Given task:
Locate each line holding the string "right" and copy it.

----

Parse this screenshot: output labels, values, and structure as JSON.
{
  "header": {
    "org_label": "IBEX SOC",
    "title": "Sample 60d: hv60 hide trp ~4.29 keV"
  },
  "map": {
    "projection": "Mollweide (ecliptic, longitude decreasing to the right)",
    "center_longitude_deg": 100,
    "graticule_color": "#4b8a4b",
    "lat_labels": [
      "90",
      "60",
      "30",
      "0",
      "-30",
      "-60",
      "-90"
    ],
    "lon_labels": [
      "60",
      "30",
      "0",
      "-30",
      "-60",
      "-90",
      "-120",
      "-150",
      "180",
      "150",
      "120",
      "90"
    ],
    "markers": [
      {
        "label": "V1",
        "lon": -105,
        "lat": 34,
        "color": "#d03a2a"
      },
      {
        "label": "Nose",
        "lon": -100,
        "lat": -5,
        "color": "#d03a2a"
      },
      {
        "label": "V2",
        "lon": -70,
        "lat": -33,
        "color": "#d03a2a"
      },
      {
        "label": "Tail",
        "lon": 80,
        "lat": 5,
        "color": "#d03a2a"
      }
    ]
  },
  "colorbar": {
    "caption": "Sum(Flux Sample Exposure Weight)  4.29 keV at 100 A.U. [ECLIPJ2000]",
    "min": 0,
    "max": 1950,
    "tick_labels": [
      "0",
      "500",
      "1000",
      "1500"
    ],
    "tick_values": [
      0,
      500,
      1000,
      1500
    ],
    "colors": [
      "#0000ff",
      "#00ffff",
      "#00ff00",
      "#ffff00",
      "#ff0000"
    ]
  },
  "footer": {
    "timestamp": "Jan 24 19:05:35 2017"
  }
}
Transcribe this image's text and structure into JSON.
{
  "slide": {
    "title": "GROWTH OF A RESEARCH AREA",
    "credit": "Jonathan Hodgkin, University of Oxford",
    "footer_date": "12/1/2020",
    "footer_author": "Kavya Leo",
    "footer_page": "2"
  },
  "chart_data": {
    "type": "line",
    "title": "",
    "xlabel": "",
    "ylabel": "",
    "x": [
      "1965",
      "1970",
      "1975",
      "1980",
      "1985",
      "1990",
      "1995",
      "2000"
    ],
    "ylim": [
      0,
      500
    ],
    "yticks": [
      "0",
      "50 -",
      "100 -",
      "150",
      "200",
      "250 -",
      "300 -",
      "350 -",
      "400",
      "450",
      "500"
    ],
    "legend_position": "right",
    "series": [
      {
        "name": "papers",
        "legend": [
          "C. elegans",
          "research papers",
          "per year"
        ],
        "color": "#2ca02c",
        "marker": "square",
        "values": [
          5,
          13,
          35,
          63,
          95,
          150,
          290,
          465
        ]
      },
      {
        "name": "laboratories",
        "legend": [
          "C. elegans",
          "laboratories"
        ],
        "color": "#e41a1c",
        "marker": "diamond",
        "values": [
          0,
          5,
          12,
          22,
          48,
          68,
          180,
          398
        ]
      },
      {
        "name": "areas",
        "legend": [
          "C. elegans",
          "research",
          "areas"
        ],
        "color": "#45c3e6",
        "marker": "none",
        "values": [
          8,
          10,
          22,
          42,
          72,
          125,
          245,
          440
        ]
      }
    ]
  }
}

----

Written answer:
    "projection": "Mollweide (ecliptic, longitude decreasing to the right)",
    "legend_position": "right",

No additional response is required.